## STATED PROBLEM
Find the lines with "чтобы" in them and copy them out.

## EXTRACTED DATA

** Begin **

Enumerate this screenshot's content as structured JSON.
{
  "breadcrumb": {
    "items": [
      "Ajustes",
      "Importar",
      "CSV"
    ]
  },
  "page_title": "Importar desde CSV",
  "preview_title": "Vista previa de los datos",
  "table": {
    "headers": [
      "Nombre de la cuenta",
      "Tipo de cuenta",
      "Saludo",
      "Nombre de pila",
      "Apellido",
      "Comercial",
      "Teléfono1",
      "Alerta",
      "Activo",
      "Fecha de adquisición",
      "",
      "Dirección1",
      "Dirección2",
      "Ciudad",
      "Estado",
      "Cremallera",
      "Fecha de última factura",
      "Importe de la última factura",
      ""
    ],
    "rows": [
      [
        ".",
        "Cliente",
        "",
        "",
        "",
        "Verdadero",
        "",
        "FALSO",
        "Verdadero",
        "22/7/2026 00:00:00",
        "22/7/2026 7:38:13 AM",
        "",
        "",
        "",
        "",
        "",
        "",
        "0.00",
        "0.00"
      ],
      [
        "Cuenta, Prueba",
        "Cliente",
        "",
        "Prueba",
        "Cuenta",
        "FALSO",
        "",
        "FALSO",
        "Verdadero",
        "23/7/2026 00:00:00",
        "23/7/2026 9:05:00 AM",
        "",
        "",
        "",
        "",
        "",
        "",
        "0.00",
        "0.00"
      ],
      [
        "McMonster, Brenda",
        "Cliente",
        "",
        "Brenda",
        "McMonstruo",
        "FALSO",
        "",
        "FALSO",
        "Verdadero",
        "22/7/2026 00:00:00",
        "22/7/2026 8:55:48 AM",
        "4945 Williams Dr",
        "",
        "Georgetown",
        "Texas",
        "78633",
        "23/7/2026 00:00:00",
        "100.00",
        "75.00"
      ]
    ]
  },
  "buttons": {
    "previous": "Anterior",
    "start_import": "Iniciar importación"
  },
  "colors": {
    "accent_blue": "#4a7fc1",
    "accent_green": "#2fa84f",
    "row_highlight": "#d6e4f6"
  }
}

** End **
** Begin **

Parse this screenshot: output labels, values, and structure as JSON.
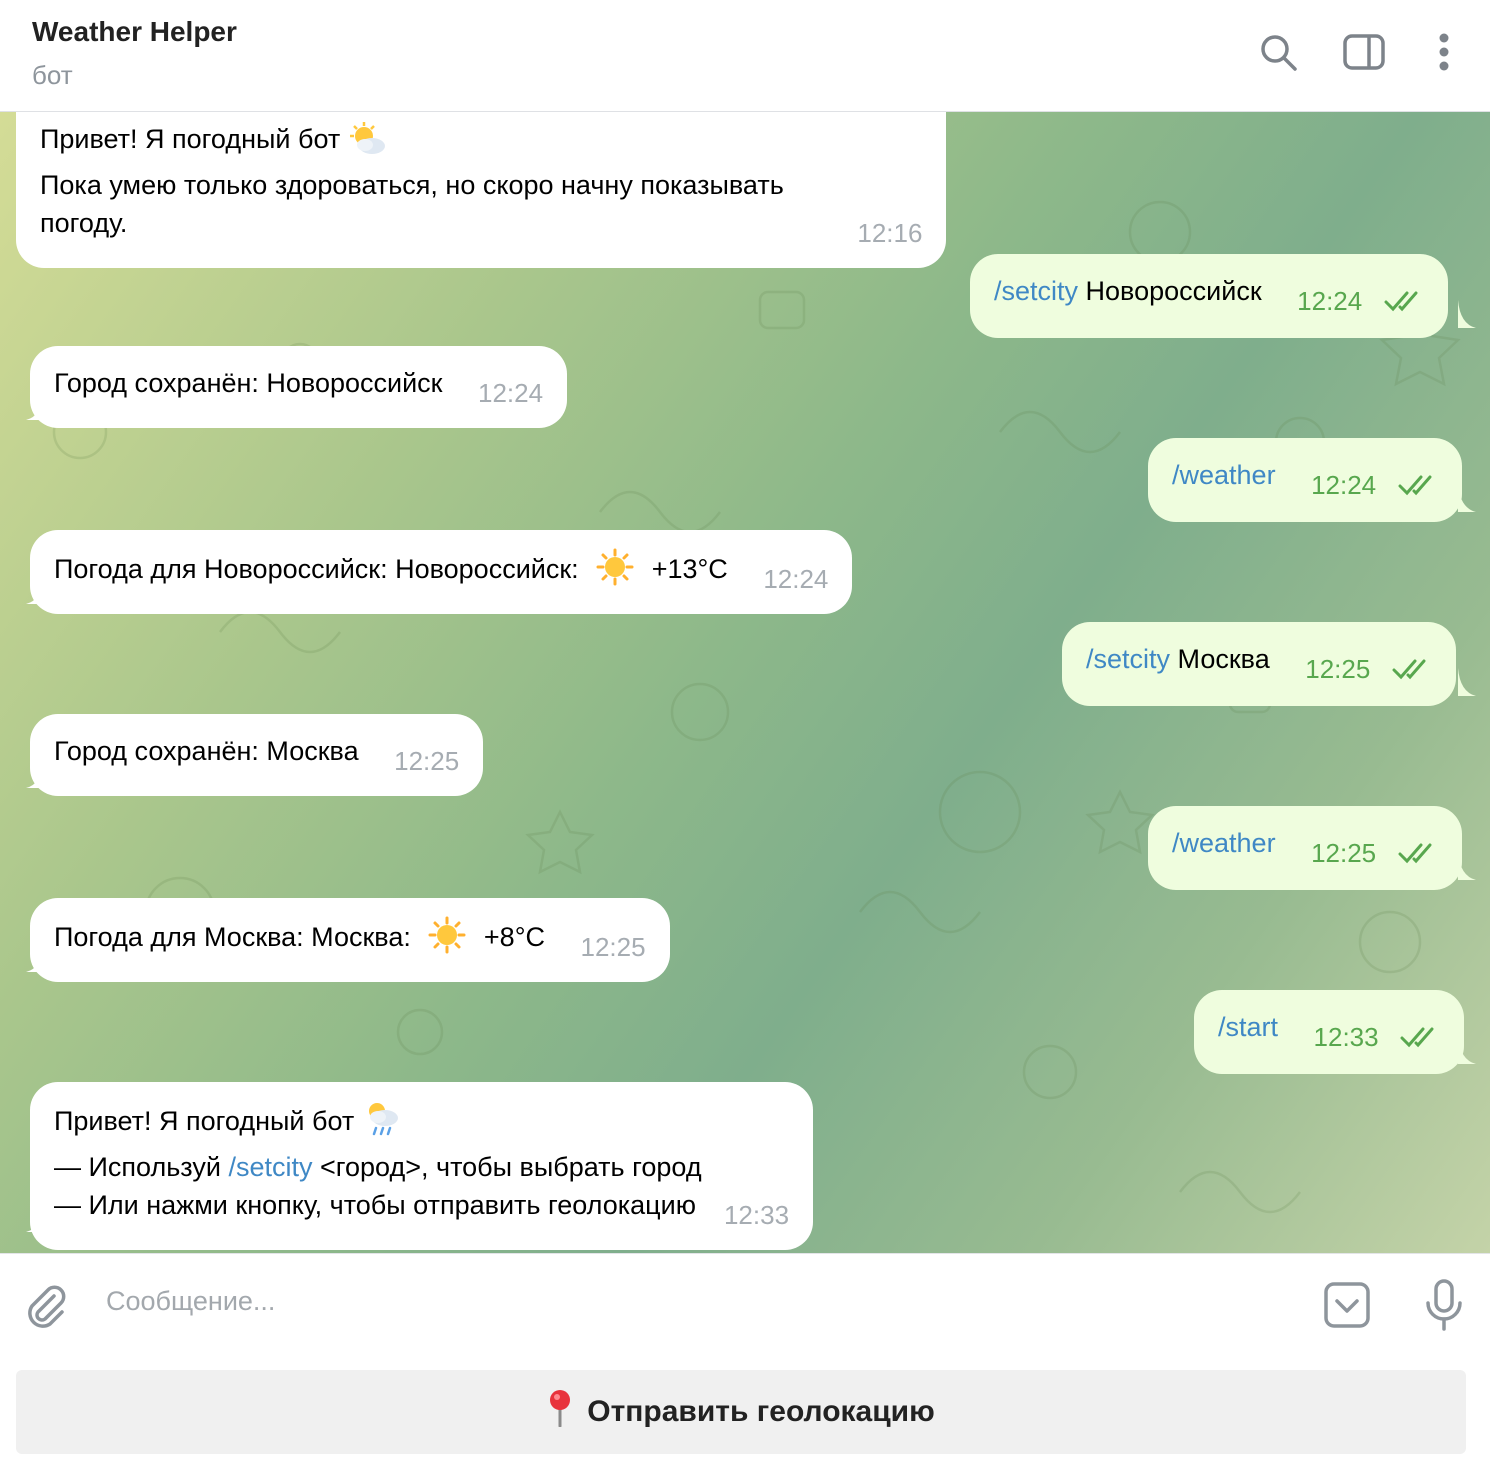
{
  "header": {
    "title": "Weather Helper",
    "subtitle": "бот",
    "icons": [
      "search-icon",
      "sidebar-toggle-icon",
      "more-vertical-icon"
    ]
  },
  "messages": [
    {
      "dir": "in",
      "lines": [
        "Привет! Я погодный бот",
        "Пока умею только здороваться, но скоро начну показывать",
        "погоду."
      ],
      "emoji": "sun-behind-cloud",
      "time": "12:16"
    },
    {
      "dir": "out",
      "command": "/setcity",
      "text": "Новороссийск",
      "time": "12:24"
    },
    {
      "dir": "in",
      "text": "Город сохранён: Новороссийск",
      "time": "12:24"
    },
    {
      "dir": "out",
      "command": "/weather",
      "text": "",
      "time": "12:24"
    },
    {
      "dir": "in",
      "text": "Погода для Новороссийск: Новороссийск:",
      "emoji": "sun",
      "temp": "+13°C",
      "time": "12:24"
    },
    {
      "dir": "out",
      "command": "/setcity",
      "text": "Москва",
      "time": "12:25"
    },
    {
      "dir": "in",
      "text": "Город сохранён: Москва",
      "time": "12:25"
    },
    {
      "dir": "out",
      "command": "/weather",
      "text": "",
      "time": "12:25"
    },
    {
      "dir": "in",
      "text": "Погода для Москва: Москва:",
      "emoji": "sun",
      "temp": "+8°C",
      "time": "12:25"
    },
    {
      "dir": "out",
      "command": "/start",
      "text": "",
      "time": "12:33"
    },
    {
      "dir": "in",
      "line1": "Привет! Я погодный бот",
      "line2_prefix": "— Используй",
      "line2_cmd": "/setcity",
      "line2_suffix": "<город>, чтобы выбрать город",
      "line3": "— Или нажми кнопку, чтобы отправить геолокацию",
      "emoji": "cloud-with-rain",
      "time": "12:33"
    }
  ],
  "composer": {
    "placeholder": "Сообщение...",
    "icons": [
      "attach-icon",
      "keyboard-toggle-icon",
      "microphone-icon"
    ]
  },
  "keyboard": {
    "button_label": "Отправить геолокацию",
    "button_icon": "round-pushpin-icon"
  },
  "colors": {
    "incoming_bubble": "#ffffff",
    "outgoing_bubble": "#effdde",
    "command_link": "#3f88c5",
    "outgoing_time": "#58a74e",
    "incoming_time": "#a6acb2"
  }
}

** End **
** Begin **

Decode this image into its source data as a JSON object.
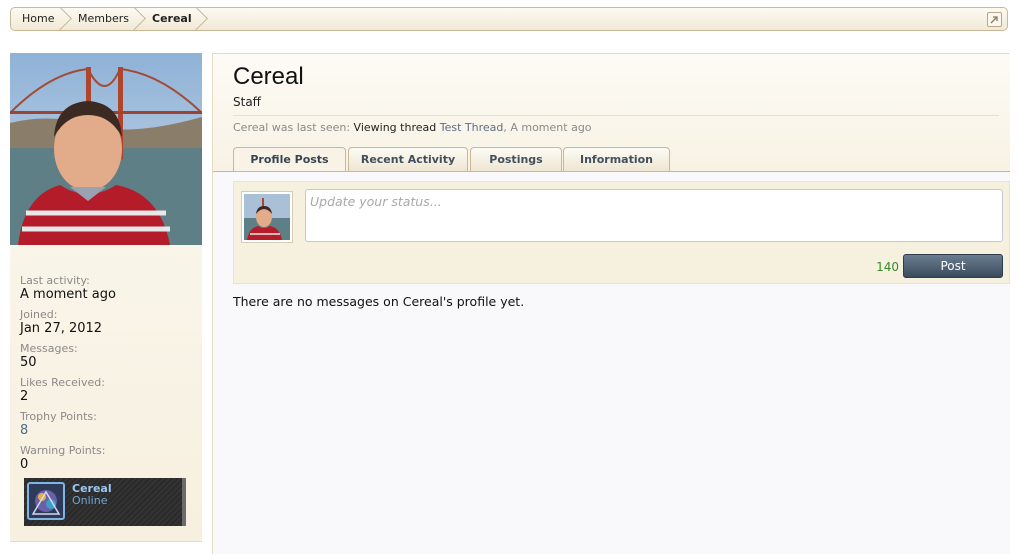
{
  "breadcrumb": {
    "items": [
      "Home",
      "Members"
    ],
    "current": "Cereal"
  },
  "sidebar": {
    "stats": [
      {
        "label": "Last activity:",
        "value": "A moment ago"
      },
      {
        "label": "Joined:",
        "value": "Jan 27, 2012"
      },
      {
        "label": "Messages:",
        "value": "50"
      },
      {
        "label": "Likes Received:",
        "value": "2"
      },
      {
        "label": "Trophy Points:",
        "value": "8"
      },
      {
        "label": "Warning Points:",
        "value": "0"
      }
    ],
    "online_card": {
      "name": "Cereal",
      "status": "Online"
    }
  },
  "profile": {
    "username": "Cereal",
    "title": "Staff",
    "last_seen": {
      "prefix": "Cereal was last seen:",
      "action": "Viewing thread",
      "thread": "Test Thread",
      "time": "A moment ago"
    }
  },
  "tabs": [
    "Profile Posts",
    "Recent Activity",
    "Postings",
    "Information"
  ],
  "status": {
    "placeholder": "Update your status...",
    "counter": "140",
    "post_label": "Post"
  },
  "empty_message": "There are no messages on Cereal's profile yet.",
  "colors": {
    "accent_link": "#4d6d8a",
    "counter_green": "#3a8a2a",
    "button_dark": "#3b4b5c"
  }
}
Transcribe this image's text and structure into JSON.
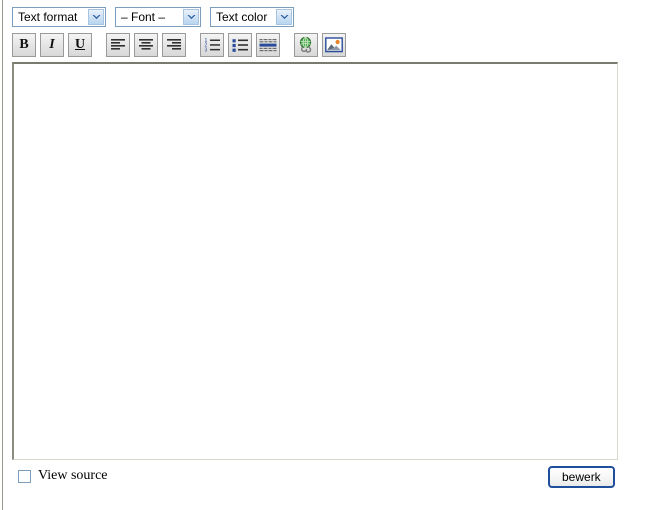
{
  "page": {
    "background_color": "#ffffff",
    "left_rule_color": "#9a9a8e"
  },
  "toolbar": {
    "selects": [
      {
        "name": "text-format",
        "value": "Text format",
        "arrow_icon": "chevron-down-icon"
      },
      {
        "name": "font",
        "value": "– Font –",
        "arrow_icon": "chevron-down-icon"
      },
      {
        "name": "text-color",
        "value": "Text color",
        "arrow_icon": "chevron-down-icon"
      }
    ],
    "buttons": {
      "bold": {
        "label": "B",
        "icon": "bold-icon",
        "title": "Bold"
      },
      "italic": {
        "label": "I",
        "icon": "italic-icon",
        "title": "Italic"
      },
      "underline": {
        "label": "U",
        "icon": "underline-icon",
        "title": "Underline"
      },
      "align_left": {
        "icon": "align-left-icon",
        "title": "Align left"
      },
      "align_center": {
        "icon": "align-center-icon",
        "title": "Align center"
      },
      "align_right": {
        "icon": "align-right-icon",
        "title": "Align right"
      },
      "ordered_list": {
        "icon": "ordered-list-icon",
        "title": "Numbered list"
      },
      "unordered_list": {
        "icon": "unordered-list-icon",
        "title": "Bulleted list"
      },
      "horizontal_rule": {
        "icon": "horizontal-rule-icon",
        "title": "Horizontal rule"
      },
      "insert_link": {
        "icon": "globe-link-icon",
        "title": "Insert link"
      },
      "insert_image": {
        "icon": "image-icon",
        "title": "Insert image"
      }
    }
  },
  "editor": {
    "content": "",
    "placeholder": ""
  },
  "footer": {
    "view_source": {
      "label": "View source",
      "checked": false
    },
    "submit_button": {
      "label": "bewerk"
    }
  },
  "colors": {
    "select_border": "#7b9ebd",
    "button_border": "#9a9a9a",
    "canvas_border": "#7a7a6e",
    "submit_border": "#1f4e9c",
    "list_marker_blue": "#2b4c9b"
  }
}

** End **

## TASK ANSWER
      "line2_suffix": "<город>, чтобы выбрать город",
      "line3": "— Или нажми кнопку, чтобы отправить геолокацию",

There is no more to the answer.